### CHALLENGE
Within the data that follows, how many lines carry the string "text"? Give the number alone.

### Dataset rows
** START **
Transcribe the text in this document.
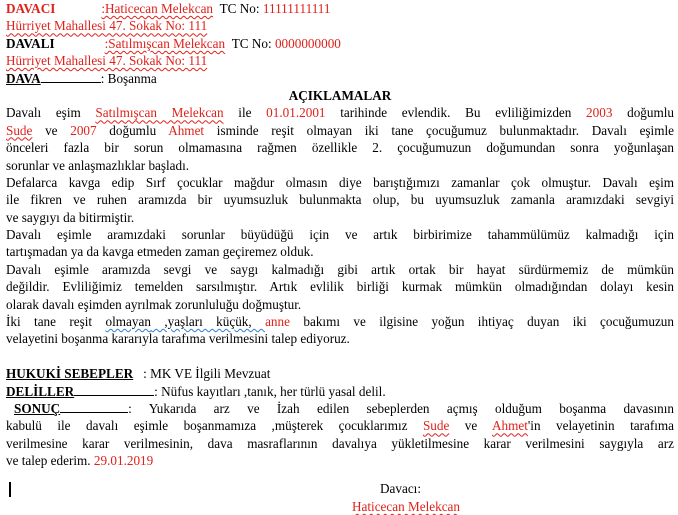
DAVACI	:Haticecan Melekcan TC No: 11111111111
Hürriyet Mahallesi 47. Sokak No: 111
DAVALI	:Satılmışcan Melekcan TC No: 0000000000
Hürriyet Mahallesi 47. Sokak No: 111
DAVA	: Boşanma
AÇIKLAMALAR
Davalı eşim Satılmışcan Melekcan ile 01.01.2001 tarihinde evlendik. Bu evliliğimizden 2003 doğumlu
Sude ve 2007 doğumlu Ahmet isminde reşit olmayan iki tane çocuğumuz bulunmaktadır. Davalı eşimle
önceleri fazla bir sorun olmamasına rağmen özellikle 2. çocuğumuzun doğumundan sonra yoğunlaşan
sorunlar ve anlaşmazlıklar başladı.
Defalarca kavga edip Sırf çocuklar mağdur olmasın diye barıştığımızı zamanlar çok olmuştur. Davalı eşim
ile fikren ve ruhen aramızda bir uyumsuzluk bulunmakta olup, bu uyumsuzluk zamanla aramızdaki sevgiyi
ve saygıyı da bitirmiştir.
Davalı eşimle aramızdaki sorunlar büyüdüğü için ve artık birbirimize tahammülümüz kalmadığı için
tartışmadan ya da kavga etmeden zaman geçiremez olduk.
Davalı eşimle aramızda sevgi ve saygı kalmadığı gibi artık ortak bir hayat sürdürmemiz de mümkün
değildir. Evliliğimiz temelden sarsılmıştır. Artık evlilik birliği kurmak mümkün olmadığından dolayı kesin
olarak davalı eşimden ayrılmak zorunluluğu doğmuştur.
İki tane reşit olmayan ,yaşları küçük, anne bakımı ve ilgisine yoğun ihtiyaç duyan iki çocuğumuzun
velayetini boşanma kararıyla tarafıma verilmesini talep ediyoruz.
HUKUKİ SEBEPLER : MK VE İlgili Mevzuat
DELİLLER	: Nüfus kayıtları ,tanık, her türlü yasal delil.
SONUÇ	: Yukarıda arz ve İzah edilen sebeplerden açmış olduğum boşanma davasının
kabulü ile davalı eşimle boşanmamıza ,müşterek çocuklarımız Sude ve Ahmet'in velayetinin tarafıma
verilmesine karar verilmesinin, dava masraflarının davalıya yükletilmesine karar verilmesini saygıyla arz
ve talep ederim. 29.01.2019
Davacı:
Haticecan Melekcan
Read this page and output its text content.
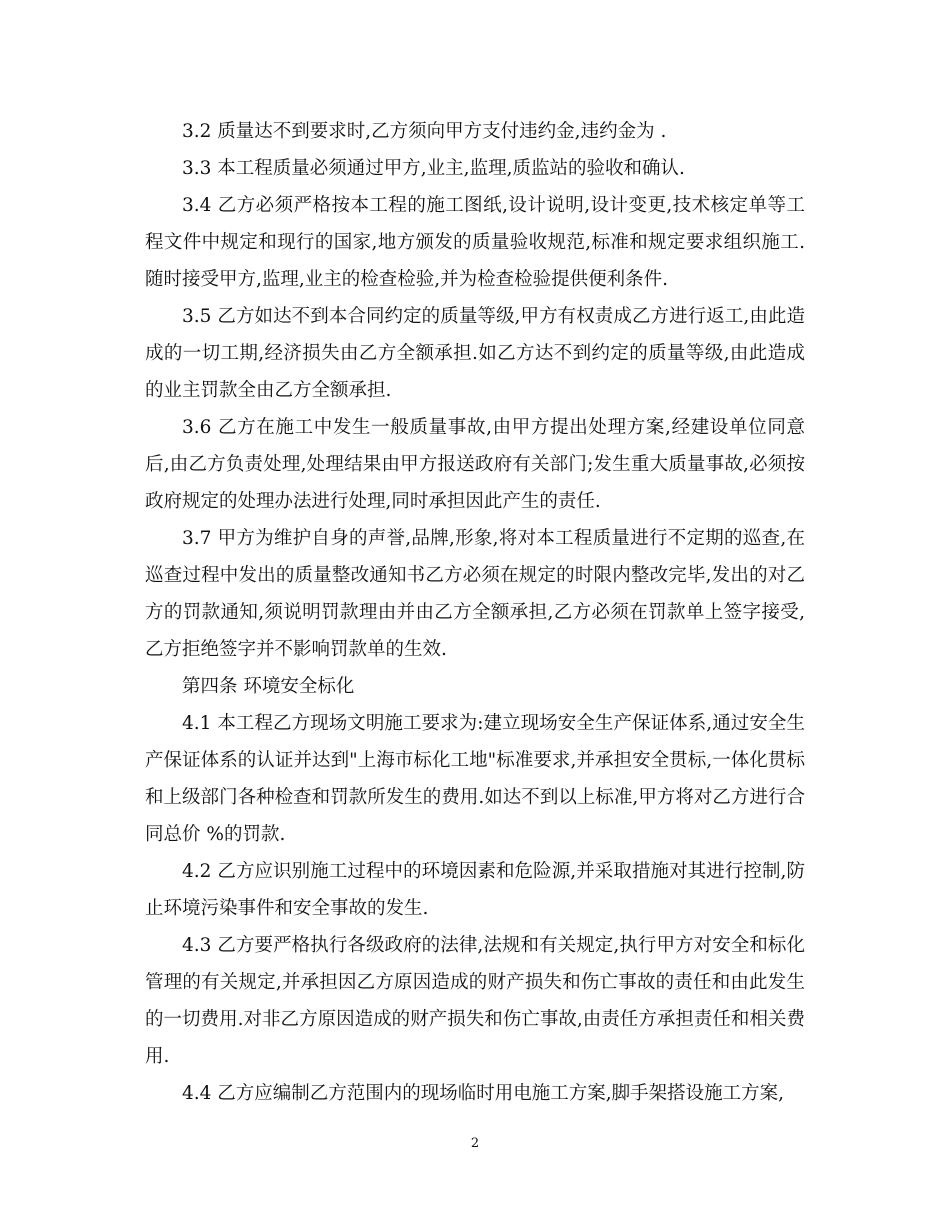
3.2 质量达不到要求时,乙方须向甲方支付违约金,违约金为 .

3.3 本工程质量必须通过甲方,业主,监理,质监站的验收和确认.

3.4 乙方必须严格按本工程的施工图纸,设计说明,设计变更,技术核定单等工程文件中规定和现行的国家,地方颁发的质量验收规范,标准和规定要求组织施工.随时接受甲方,监理,业主的检查检验,并为检查检验提供便利条件.

3.5 乙方如达不到本合同约定的质量等级,甲方有权责成乙方进行返工,由此造成的一切工期,经济损失由乙方全额承担.如乙方达不到约定的质量等级,由此造成的业主罚款全由乙方全额承担.

3.6 乙方在施工中发生一般质量事故,由甲方提出处理方案,经建设单位同意后,由乙方负责处理,处理结果由甲方报送政府有关部门;发生重大质量事故,必须按政府规定的处理办法进行处理,同时承担因此产生的责任.

3.7 甲方为维护自身的声誉,品牌,形象,将对本工程质量进行不定期的巡查,在巡查过程中发出的质量整改通知书乙方必须在规定的时限内整改完毕,发出的对乙方的罚款通知,须说明罚款理由并由乙方全额承担,乙方必须在罚款单上签字接受,乙方拒绝签字并不影响罚款单的生效.

第四条 环境安全标化

4.1 本工程乙方现场文明施工要求为:建立现场安全生产保证体系,通过安全生产保证体系的认证并达到"上海市标化工地"标准要求,并承担安全贯标,一体化贯标和上级部门各种检查和罚款所发生的费用.如达不到以上标准,甲方将对乙方进行合同总价 %的罚款.

4.2 乙方应识别施工过程中的环境因素和危险源,并采取措施对其进行控制,防止环境污染事件和安全事故的发生.

4.3 乙方要严格执行各级政府的法律,法规和有关规定,执行甲方对安全和标化管理的有关规定,并承担因乙方原因造成的财产损失和伤亡事故的责任和由此发生的一切费用.对非乙方原因造成的财产损失和伤亡事故,由责任方承担责任和相关费用.

4.4 乙方应编制乙方范围内的现场临时用电施工方案,脚手架搭设施工方案,

2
** END **
### REPLY
2